START DATA TO PROCESS

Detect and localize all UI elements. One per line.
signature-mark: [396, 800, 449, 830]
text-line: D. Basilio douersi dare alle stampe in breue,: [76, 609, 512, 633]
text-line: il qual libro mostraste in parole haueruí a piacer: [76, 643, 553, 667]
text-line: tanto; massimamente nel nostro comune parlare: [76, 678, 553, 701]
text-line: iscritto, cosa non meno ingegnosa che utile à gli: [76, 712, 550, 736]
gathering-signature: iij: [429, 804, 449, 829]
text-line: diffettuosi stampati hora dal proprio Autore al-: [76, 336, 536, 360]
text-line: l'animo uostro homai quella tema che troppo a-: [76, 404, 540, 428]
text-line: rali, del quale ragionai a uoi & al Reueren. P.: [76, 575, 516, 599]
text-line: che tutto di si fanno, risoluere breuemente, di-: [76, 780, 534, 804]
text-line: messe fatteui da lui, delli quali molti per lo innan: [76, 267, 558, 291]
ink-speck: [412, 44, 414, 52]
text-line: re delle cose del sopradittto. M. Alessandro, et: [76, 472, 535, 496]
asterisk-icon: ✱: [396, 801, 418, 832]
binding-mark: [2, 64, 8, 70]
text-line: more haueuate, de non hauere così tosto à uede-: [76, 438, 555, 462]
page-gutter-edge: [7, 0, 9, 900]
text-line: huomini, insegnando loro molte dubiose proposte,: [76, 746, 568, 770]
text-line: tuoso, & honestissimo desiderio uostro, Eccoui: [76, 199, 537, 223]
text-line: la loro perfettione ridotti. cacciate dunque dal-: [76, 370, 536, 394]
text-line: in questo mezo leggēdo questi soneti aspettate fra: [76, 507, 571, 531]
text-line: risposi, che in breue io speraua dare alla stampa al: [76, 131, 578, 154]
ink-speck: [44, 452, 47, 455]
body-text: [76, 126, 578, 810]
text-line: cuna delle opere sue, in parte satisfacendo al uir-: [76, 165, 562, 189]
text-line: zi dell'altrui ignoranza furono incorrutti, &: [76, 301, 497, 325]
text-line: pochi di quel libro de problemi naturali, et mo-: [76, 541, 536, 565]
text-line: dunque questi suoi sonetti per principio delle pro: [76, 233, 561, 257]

END DATA TO PROCESS

## EXERCISE REQUIREMENTS
Please reproduce the entries above, swapping each "text-line" for "line-of-text" and leaving everything else unchanged.

## ANSWER TO THE TASK
Detect and localize all UI elements. One per line.
signature-mark: [396, 800, 449, 830]
line-of-text: D. Basilio douersi dare alle stampe in breue,: [76, 609, 512, 633]
line-of-text: il qual libro mostraste in parole haueruí a piacer: [76, 643, 553, 667]
line-of-text: tanto; massimamente nel nostro comune parlare: [76, 678, 553, 701]
line-of-text: iscritto, cosa non meno ingegnosa che utile à gli: [76, 712, 550, 736]
gathering-signature: iij: [429, 804, 449, 829]
line-of-text: diffettuosi stampati hora dal proprio Autore al-: [76, 336, 536, 360]
line-of-text: l'animo uostro homai quella tema che troppo a-: [76, 404, 540, 428]
line-of-text: rali, del quale ragionai a uoi & al Reueren. P.: [76, 575, 516, 599]
line-of-text: che tutto di si fanno, risoluere breuemente, di-: [76, 780, 534, 804]
line-of-text: messe fatteui da lui, delli quali molti per lo innan: [76, 267, 558, 291]
ink-speck: [412, 44, 414, 52]
line-of-text: re delle cose del sopradittto. M. Alessandro, et: [76, 472, 535, 496]
asterisk-icon: ✱: [396, 801, 418, 832]
binding-mark: [2, 64, 8, 70]
line-of-text: more haueuate, de non hauere così tosto à uede-: [76, 438, 555, 462]
page-gutter-edge: [7, 0, 9, 900]
line-of-text: huomini, insegnando loro molte dubiose proposte,: [76, 746, 568, 770]
line-of-text: tuoso, & honestissimo desiderio uostro, Eccoui: [76, 199, 537, 223]
line-of-text: la loro perfettione ridotti. cacciate dunque dal-: [76, 370, 536, 394]
line-of-text: in questo mezo leggēdo questi soneti aspettate fra: [76, 507, 571, 531]
line-of-text: risposi, che in breue io speraua dare alla stampa al: [76, 131, 578, 154]
ink-speck: [44, 452, 47, 455]
body-text: [76, 126, 578, 810]
line-of-text: cuna delle opere sue, in parte satisfacendo al uir-: [76, 165, 562, 189]
line-of-text: zi dell'altrui ignoranza furono incorrutti, &: [76, 301, 497, 325]
line-of-text: pochi di quel libro de problemi naturali, et mo-: [76, 541, 536, 565]
line-of-text: dunque questi suoi sonetti per principio delle pro: [76, 233, 561, 257]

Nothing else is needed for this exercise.